- **WRITTEN INSTRUCTION**
Transcribe the lines below verbatim, skipping the images.

╭─ DATASET ROWS

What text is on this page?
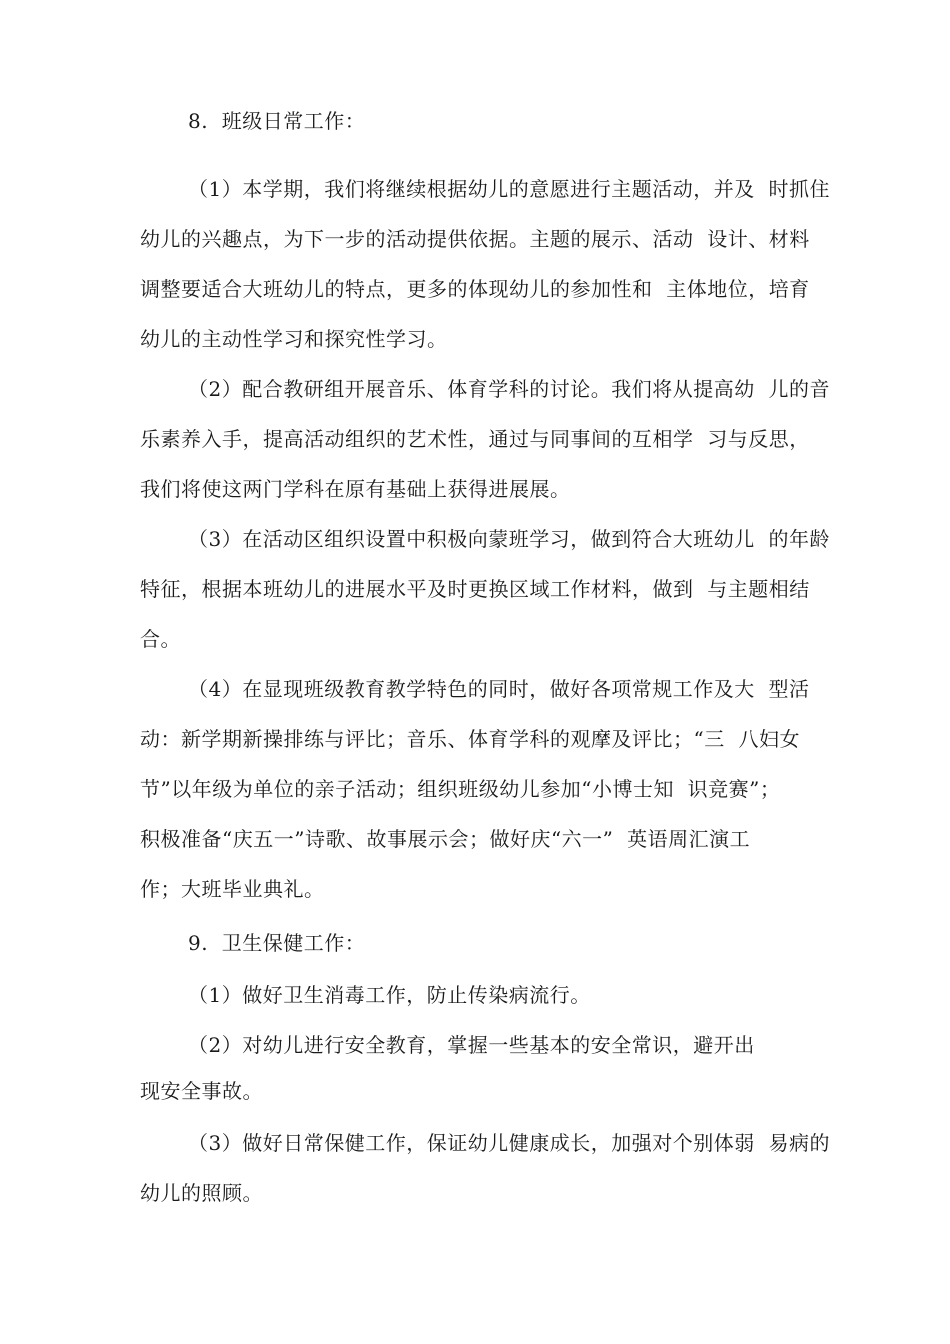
8.  班级日常工作：
（1）本学期，我们将继续根据幼儿的意愿进行主题活动，并及  时抓住
幼儿的兴趣点，为下一步的活动提供依据。主题的展示、活动  设计、材料
调整要适合大班幼儿的特点，更多的体现幼儿的参加性和  主体地位，培育
幼儿的主动性学习和探究性学习。
（2）配合教研组开展音乐、体育学科的讨论。我们将从提高幼  儿的音
乐素养入手，提高活动组织的艺术性，通过与同事间的互相学  习与反思，
我们将使这两门学科在原有基础上获得进展展。
（3）在活动区组织设置中积极向蒙班学习，做到符合大班幼儿  的年龄
特征，根据本班幼儿的进展水平及时更换区域工作材料，做到  与主题相结
合。
（4）在显现班级教育教学特色的同时，做好各项常规工作及大  型活
动：新学期新操排练与评比；音乐、体育学科的观摩及评比；“三  八妇女
节”以年级为单位的亲子活动；组织班级幼儿参加“小博士知  识竞赛”；
积极准备“庆五一”诗歌、故事展示会；做好庆“六一”  英语周汇演工
作；大班毕业典礼。
9.  卫生保健工作：
（1）做好卫生消毒工作，防止传染病流行。
（2）对幼儿进行安全教育，掌握一些基本的安全常识，避开出
现安全事故。
（3）做好日常保健工作，保证幼儿健康成长，加强对个别体弱  易病的
幼儿的照顾。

╰─

- **RESULT OF THE TASK**
What text is on this page?
8.  班级日常工作：
（1）本学期，我们将继续根据幼儿的意愿进行主题活动，并及  时抓住
幼儿的兴趣点，为下一步的活动提供依据。主题的展示、活动  设计、材料
调整要适合大班幼儿的特点，更多的体现幼儿的参加性和  主体地位，培育
幼儿的主动性学习和探究性学习。
（2）配合教研组开展音乐、体育学科的讨论。我们将从提高幼  儿的音
乐素养入手，提高活动组织的艺术性，通过与同事间的互相学  习与反思，
我们将使这两门学科在原有基础上获得进展展。
（3）在活动区组织设置中积极向蒙班学习，做到符合大班幼儿  的年龄
特征，根据本班幼儿的进展水平及时更换区域工作材料，做到  与主题相结
合。
（4）在显现班级教育教学特色的同时，做好各项常规工作及大  型活
动：新学期新操排练与评比；音乐、体育学科的观摩及评比；“三  八妇女
节”以年级为单位的亲子活动；组织班级幼儿参加“小博士知  识竞赛”；
积极准备“庆五一”诗歌、故事展示会；做好庆“六一”  英语周汇演工
作；大班毕业典礼。
9.  卫生保健工作：
（1）做好卫生消毒工作，防止传染病流行。
（2）对幼儿进行安全教育，掌握一些基本的安全常识，避开出
现安全事故。
（3）做好日常保健工作，保证幼儿健康成长，加强对个别体弱  易病的
幼儿的照顾。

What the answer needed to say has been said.